MATERIAL FOR THIS TASK —

====================

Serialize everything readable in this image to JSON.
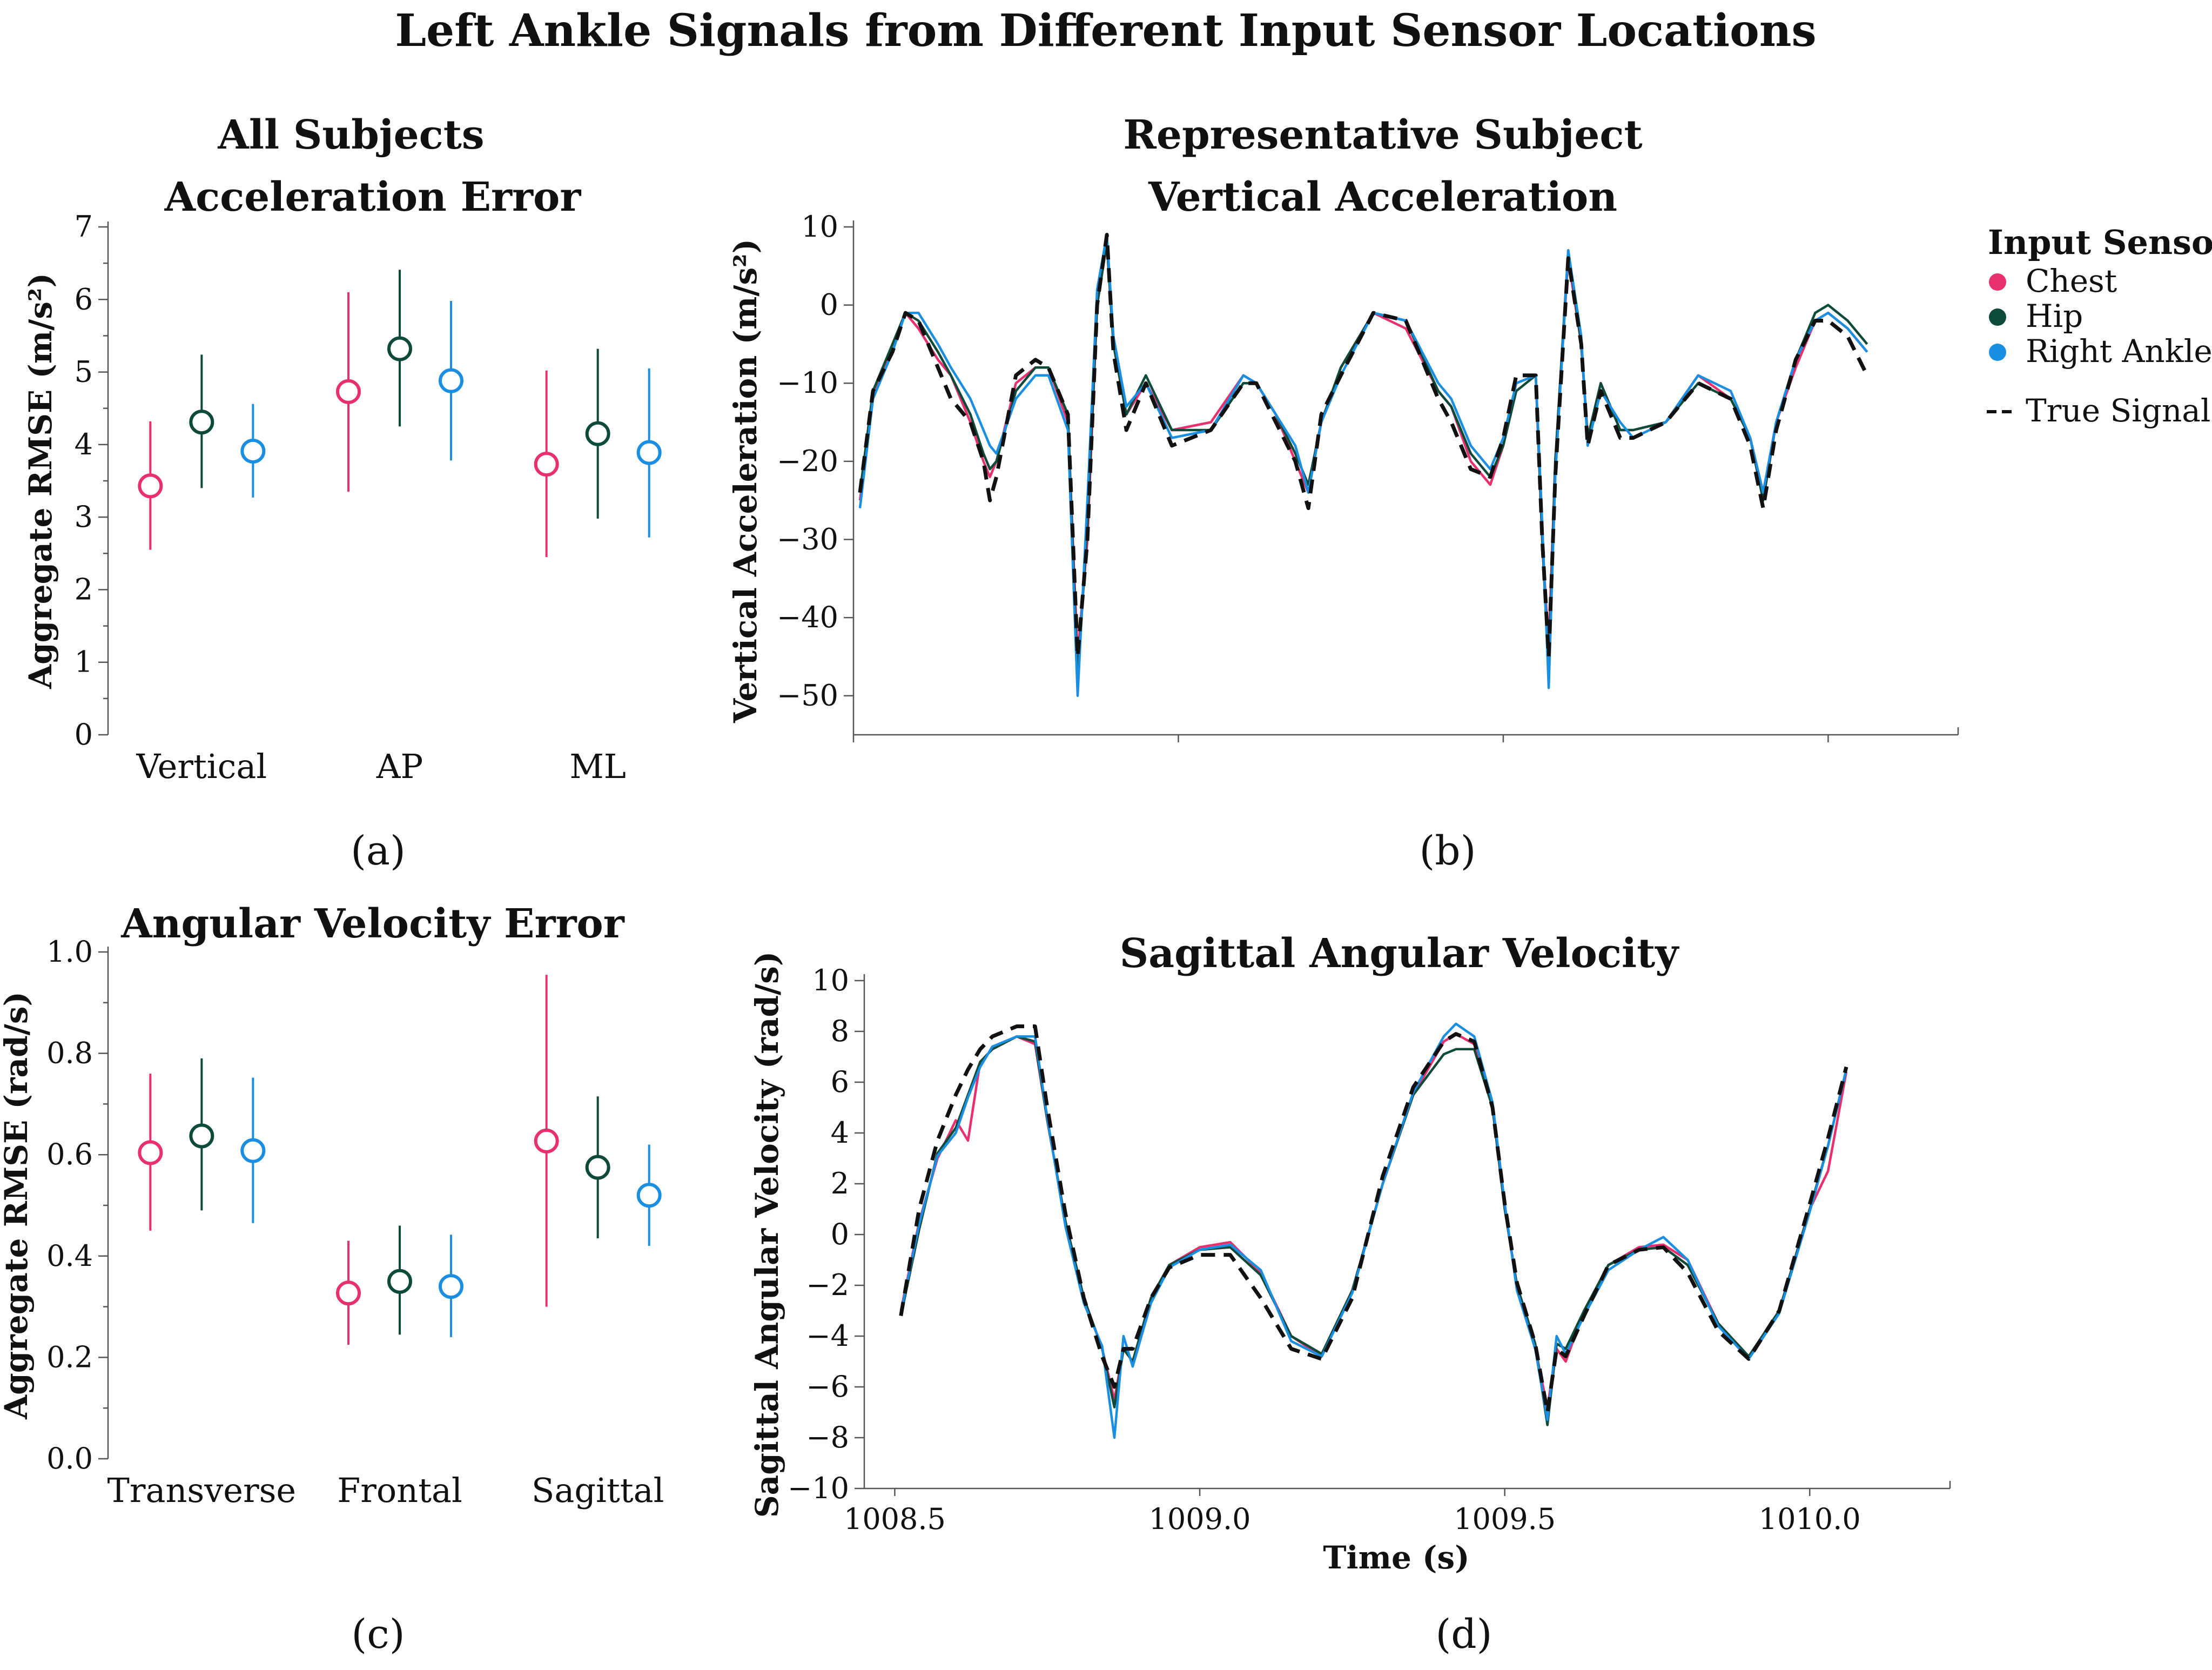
{
  "figure": {
    "title": "Left Ankle Signals from Different Input Sensor Locations",
    "section_left": "All Subjects",
    "section_right": "Representative Subject"
  },
  "legend": {
    "title": "Input Sensor",
    "items": [
      {
        "name": "Chest",
        "color": "#e8306e",
        "marker": "dot"
      },
      {
        "name": "Hip",
        "color": "#0d4a3a",
        "marker": "dot"
      },
      {
        "name": "Right Ankle",
        "color": "#1a8ee0",
        "marker": "dot"
      },
      {
        "name": "True Signal",
        "color": "#111111",
        "marker": "dash"
      }
    ]
  },
  "chart_data": [
    {
      "id": "a",
      "panel_label": "(a)",
      "type": "scatter",
      "title": "Acceleration Error",
      "ylabel": "Aggregate RMSE (m/s²)",
      "ylim": [
        0,
        7
      ],
      "yticks": [
        "0",
        "1",
        "2",
        "3",
        "4",
        "5",
        "6",
        "7"
      ],
      "categories": [
        "Vertical",
        "AP",
        "ML"
      ],
      "series": [
        {
          "name": "Chest",
          "color": "#e8306e",
          "values": [
            3.43,
            4.73,
            3.73
          ],
          "lower": [
            2.55,
            3.35,
            2.45
          ],
          "upper": [
            4.32,
            6.1,
            5.02
          ]
        },
        {
          "name": "Hip",
          "color": "#0d4a3a",
          "values": [
            4.31,
            5.32,
            4.15
          ],
          "lower": [
            3.4,
            4.25,
            2.98
          ],
          "upper": [
            5.24,
            6.41,
            5.32
          ]
        },
        {
          "name": "Right Ankle",
          "color": "#1a8ee0",
          "values": [
            3.91,
            4.88,
            3.89
          ],
          "lower": [
            3.27,
            3.78,
            2.72
          ],
          "upper": [
            4.56,
            5.98,
            5.05
          ]
        }
      ]
    },
    {
      "id": "b",
      "panel_label": "(b)",
      "type": "line",
      "title": "Vertical Acceleration",
      "ylabel": "Vertical Acceleration (m/s²)",
      "xlim": [
        1008.5,
        1010.2
      ],
      "ylim": [
        -55,
        10
      ],
      "yticks": [
        "10",
        "0",
        "−10",
        "−20",
        "−30",
        "−40",
        "−50"
      ],
      "xticks": [
        1008.5,
        1009.0,
        1009.5,
        1010.0
      ],
      "show_xtick_labels": false,
      "x": [
        1008.51,
        1008.53,
        1008.56,
        1008.58,
        1008.6,
        1008.63,
        1008.65,
        1008.68,
        1008.7,
        1008.71,
        1008.72,
        1008.75,
        1008.78,
        1008.8,
        1008.83,
        1008.845,
        1008.86,
        1008.875,
        1008.89,
        1008.9,
        1008.92,
        1008.95,
        1008.99,
        1009.05,
        1009.1,
        1009.12,
        1009.15,
        1009.18,
        1009.2,
        1009.22,
        1009.25,
        1009.3,
        1009.35,
        1009.4,
        1009.42,
        1009.45,
        1009.48,
        1009.5,
        1009.52,
        1009.55,
        1009.56,
        1009.57,
        1009.58,
        1009.6,
        1009.62,
        1009.63,
        1009.65,
        1009.68,
        1009.7,
        1009.75,
        1009.8,
        1009.85,
        1009.88,
        1009.9,
        1009.92,
        1009.95,
        1009.98,
        1010.0,
        1010.03,
        1010.06
      ],
      "series": [
        {
          "name": "Chest",
          "color": "#e8306e",
          "values": [
            -25,
            -12,
            -5,
            -1,
            -3,
            -7,
            -9,
            -15,
            -20,
            -22,
            -20,
            -10,
            -8,
            -8,
            -15,
            -45,
            -30,
            0,
            8,
            -5,
            -14,
            -10,
            -16,
            -15,
            -9,
            -10,
            -14,
            -20,
            -24,
            -15,
            -8,
            -1,
            -3,
            -11,
            -13,
            -20,
            -23,
            -18,
            -10,
            -9,
            -30,
            -44,
            -20,
            6,
            -5,
            -17,
            -10,
            -16,
            -16,
            -15,
            -9,
            -12,
            -17,
            -24,
            -15,
            -8,
            -2,
            -1,
            -3,
            -6
          ]
        },
        {
          "name": "Hip",
          "color": "#0d4a3a",
          "values": [
            -24,
            -11,
            -5,
            -1,
            -2,
            -6,
            -9,
            -14,
            -19,
            -21,
            -20,
            -11,
            -8,
            -8,
            -14,
            -48,
            -28,
            0,
            8,
            -5,
            -14,
            -9,
            -16,
            -16,
            -10,
            -10,
            -14,
            -19,
            -23,
            -15,
            -8,
            -1,
            -2,
            -11,
            -13,
            -19,
            -22,
            -18,
            -11,
            -9,
            -30,
            -47,
            -20,
            7,
            -5,
            -17,
            -10,
            -16,
            -16,
            -15,
            -10,
            -12,
            -17,
            -25,
            -15,
            -7,
            -1,
            0,
            -2,
            -5
          ]
        },
        {
          "name": "Right Ankle",
          "color": "#1a8ee0",
          "values": [
            -26,
            -12,
            -6,
            -1,
            -1,
            -5,
            -8,
            -12,
            -16,
            -18,
            -19,
            -12,
            -9,
            -9,
            -16,
            -50,
            -25,
            2,
            9,
            -4,
            -13,
            -10,
            -17,
            -16,
            -9,
            -10,
            -14,
            -18,
            -24,
            -15,
            -9,
            -1,
            -2,
            -10,
            -12,
            -18,
            -21,
            -17,
            -10,
            -9,
            -28,
            -49,
            -22,
            7,
            -4,
            -18,
            -11,
            -15,
            -17,
            -15,
            -9,
            -11,
            -17,
            -24,
            -15,
            -7,
            -2,
            -1,
            -3,
            -6
          ]
        },
        {
          "name": "True Signal",
          "color": "#111111",
          "dashed": true,
          "values": [
            -24,
            -11,
            -6,
            -1,
            -2,
            -8,
            -12,
            -15,
            -20,
            -25,
            -22,
            -9,
            -7,
            -8,
            -14,
            -45,
            -30,
            0,
            9,
            -6,
            -16,
            -10,
            -18,
            -16,
            -10,
            -10,
            -15,
            -20,
            -26,
            -14,
            -9,
            -1,
            -2,
            -12,
            -15,
            -21,
            -22,
            -17,
            -9,
            -9,
            -30,
            -45,
            -22,
            6,
            -5,
            -18,
            -11,
            -17,
            -17,
            -15,
            -10,
            -12,
            -18,
            -26,
            -16,
            -7,
            -2,
            -2,
            -4,
            -9
          ]
        }
      ]
    },
    {
      "id": "c",
      "panel_label": "(c)",
      "type": "scatter",
      "title": "Angular Velocity Error",
      "ylabel": "Aggregate RMSE (rad/s)",
      "ylim": [
        0,
        1.0
      ],
      "yticks": [
        "0.0",
        "0.2",
        "0.4",
        "0.6",
        "0.8",
        "1.0"
      ],
      "categories": [
        "Transverse",
        "Frontal",
        "Sagittal"
      ],
      "series": [
        {
          "name": "Chest",
          "color": "#e8306e",
          "values": [
            0.604,
            0.327,
            0.627
          ],
          "lower": [
            0.45,
            0.225,
            0.3
          ],
          "upper": [
            0.76,
            0.43,
            0.955
          ]
        },
        {
          "name": "Hip",
          "color": "#0d4a3a",
          "values": [
            0.637,
            0.35,
            0.575
          ],
          "lower": [
            0.49,
            0.245,
            0.435
          ],
          "upper": [
            0.79,
            0.46,
            0.715
          ]
        },
        {
          "name": "Right Ankle",
          "color": "#1a8ee0",
          "values": [
            0.608,
            0.34,
            0.52
          ],
          "lower": [
            0.465,
            0.24,
            0.42
          ],
          "upper": [
            0.752,
            0.442,
            0.62
          ]
        }
      ]
    },
    {
      "id": "d",
      "panel_label": "(d)",
      "type": "line",
      "title": "Sagittal Angular Velocity",
      "ylabel": "Sagittal Angular Velocity (rad/s)",
      "xlabel": "Time (s)",
      "xlim": [
        1008.45,
        1010.23
      ],
      "ylim": [
        -10,
        10
      ],
      "yticks": [
        "10",
        "8",
        "6",
        "4",
        "2",
        "0",
        "−2",
        "−4",
        "−6",
        "−8",
        "−10"
      ],
      "xticks": [
        1008.5,
        1009.0,
        1009.5,
        1010.0
      ],
      "xtick_labels": [
        "1008.5",
        "1009.0",
        "1009.5",
        "1010.0"
      ],
      "x": [
        1008.51,
        1008.54,
        1008.57,
        1008.6,
        1008.62,
        1008.64,
        1008.66,
        1008.7,
        1008.73,
        1008.75,
        1008.78,
        1008.81,
        1008.84,
        1008.86,
        1008.875,
        1008.89,
        1008.92,
        1008.95,
        1009.0,
        1009.05,
        1009.1,
        1009.15,
        1009.2,
        1009.25,
        1009.3,
        1009.35,
        1009.4,
        1009.42,
        1009.45,
        1009.48,
        1009.5,
        1009.52,
        1009.55,
        1009.57,
        1009.585,
        1009.6,
        1009.63,
        1009.67,
        1009.72,
        1009.76,
        1009.8,
        1009.85,
        1009.9,
        1009.95,
        1010.0,
        1010.03,
        1010.06
      ],
      "series": [
        {
          "name": "Chest",
          "color": "#e8306e",
          "values": [
            -3,
            0.5,
            3,
            4.5,
            3.7,
            6.8,
            7.3,
            7.8,
            7.5,
            4.5,
            0.5,
            -2.5,
            -4.5,
            -6.5,
            -4.5,
            -5,
            -2.5,
            -1.2,
            -0.5,
            -0.3,
            -1.5,
            -4,
            -4.8,
            -2.2,
            2,
            5.5,
            7.6,
            7.9,
            7.5,
            5,
            1,
            -2,
            -4.5,
            -6.8,
            -4.5,
            -5,
            -3,
            -1.2,
            -0.5,
            -0.4,
            -1,
            -3.5,
            -4.8,
            -3,
            1,
            2.5,
            6.4
          ]
        },
        {
          "name": "Hip",
          "color": "#0d4a3a",
          "values": [
            -3.2,
            0.2,
            3.2,
            4.2,
            5.5,
            6.8,
            7.3,
            7.8,
            7.6,
            4.5,
            0.5,
            -2.5,
            -4.5,
            -6.8,
            -4.5,
            -5,
            -2.5,
            -1.2,
            -0.6,
            -0.5,
            -1.6,
            -4,
            -4.7,
            -2.2,
            2,
            5.5,
            7.1,
            7.3,
            7.3,
            5,
            1,
            -2,
            -4.3,
            -7.5,
            -4.3,
            -4.5,
            -3,
            -1.2,
            -0.6,
            -0.5,
            -1.2,
            -3.5,
            -4.8,
            -3,
            1,
            3.5,
            6.5
          ]
        },
        {
          "name": "Right Ankle",
          "color": "#1a8ee0",
          "values": [
            -3.1,
            0.4,
            3.1,
            4,
            5.4,
            6.6,
            7.4,
            7.8,
            7.8,
            4.6,
            0.3,
            -2.7,
            -4.4,
            -8,
            -4,
            -5.2,
            -2.7,
            -1.3,
            -0.6,
            -0.4,
            -1.4,
            -4.2,
            -4.8,
            -2.3,
            2,
            5.6,
            7.8,
            8.3,
            7.8,
            5.2,
            1.2,
            -2.2,
            -4.5,
            -7.3,
            -4,
            -4.7,
            -3.2,
            -1.4,
            -0.6,
            -0.1,
            -1,
            -3.6,
            -4.9,
            -3.1,
            0.9,
            3.5,
            6.5
          ]
        },
        {
          "name": "True Signal",
          "color": "#111111",
          "dashed": true,
          "values": [
            -3.2,
            1,
            3.7,
            5.5,
            6.5,
            7.3,
            7.8,
            8.2,
            8.2,
            5,
            0.8,
            -2.5,
            -4.8,
            -6,
            -4.5,
            -4.5,
            -2.5,
            -1.3,
            -0.8,
            -0.8,
            -2.5,
            -4.5,
            -4.9,
            -2.5,
            2.3,
            5.8,
            7.6,
            7.9,
            7.6,
            5,
            1.2,
            -1.9,
            -4.3,
            -7,
            -4.5,
            -4.8,
            -3.2,
            -1.2,
            -0.6,
            -0.5,
            -1.5,
            -3.8,
            -4.9,
            -3,
            1.2,
            3.8,
            6.6
          ]
        }
      ]
    }
  ]
}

====================

PROBLEM REQUIREMENTS — Show the lines of the records that contain the word "Error".

REPLY TO THE EXERCISE —
      "title": "Acceleration Error",
      "title": "Angular Velocity Error",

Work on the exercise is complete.